### WHAT THE TASK REQUIRES
Hunt for the word "JSON" across the entries below, copying each line that holds it.

[Stored data]

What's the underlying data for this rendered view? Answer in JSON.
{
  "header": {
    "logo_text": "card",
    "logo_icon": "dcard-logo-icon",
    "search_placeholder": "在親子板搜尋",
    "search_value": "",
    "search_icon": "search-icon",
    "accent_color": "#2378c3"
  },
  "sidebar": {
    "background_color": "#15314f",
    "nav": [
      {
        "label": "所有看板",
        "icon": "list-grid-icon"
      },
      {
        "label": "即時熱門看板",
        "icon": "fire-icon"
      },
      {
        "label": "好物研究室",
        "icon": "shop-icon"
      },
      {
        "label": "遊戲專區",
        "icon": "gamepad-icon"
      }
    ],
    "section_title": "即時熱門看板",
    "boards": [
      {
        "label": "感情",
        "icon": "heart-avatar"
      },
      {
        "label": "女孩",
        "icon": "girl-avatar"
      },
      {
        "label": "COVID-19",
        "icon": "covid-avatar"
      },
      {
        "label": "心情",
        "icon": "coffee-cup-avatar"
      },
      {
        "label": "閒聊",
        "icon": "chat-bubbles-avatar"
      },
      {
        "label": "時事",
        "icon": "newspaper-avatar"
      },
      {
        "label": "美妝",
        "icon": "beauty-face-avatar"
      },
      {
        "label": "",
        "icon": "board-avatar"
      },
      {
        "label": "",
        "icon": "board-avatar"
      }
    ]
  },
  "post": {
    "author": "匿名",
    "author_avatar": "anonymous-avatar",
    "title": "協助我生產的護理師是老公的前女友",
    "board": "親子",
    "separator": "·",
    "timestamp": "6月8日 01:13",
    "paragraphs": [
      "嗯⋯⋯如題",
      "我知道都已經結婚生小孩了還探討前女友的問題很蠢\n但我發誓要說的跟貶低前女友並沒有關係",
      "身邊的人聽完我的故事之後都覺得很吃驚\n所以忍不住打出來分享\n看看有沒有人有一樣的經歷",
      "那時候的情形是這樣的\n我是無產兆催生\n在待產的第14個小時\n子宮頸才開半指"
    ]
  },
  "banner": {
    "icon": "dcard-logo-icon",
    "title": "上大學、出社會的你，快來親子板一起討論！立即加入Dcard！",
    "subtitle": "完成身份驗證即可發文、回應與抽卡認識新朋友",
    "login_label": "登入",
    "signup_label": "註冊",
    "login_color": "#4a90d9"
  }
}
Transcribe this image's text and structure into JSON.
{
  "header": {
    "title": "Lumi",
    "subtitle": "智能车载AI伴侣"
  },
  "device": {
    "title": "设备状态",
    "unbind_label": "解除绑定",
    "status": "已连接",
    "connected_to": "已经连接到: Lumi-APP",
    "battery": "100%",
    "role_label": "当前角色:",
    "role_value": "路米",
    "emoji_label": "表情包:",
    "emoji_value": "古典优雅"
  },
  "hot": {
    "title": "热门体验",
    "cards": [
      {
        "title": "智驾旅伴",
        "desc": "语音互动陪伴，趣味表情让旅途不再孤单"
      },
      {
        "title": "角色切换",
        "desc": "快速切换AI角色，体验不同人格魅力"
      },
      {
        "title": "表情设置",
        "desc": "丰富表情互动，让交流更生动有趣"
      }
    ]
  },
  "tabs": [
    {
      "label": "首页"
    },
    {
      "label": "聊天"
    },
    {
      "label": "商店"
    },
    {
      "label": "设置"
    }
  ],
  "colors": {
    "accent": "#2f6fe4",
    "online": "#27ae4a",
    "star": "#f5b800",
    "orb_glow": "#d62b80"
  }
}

### EXERCISE RESPONSE
What's the underlying data for this rendered view? Answer in JSON.
Transcribe this image's text and structure into JSON.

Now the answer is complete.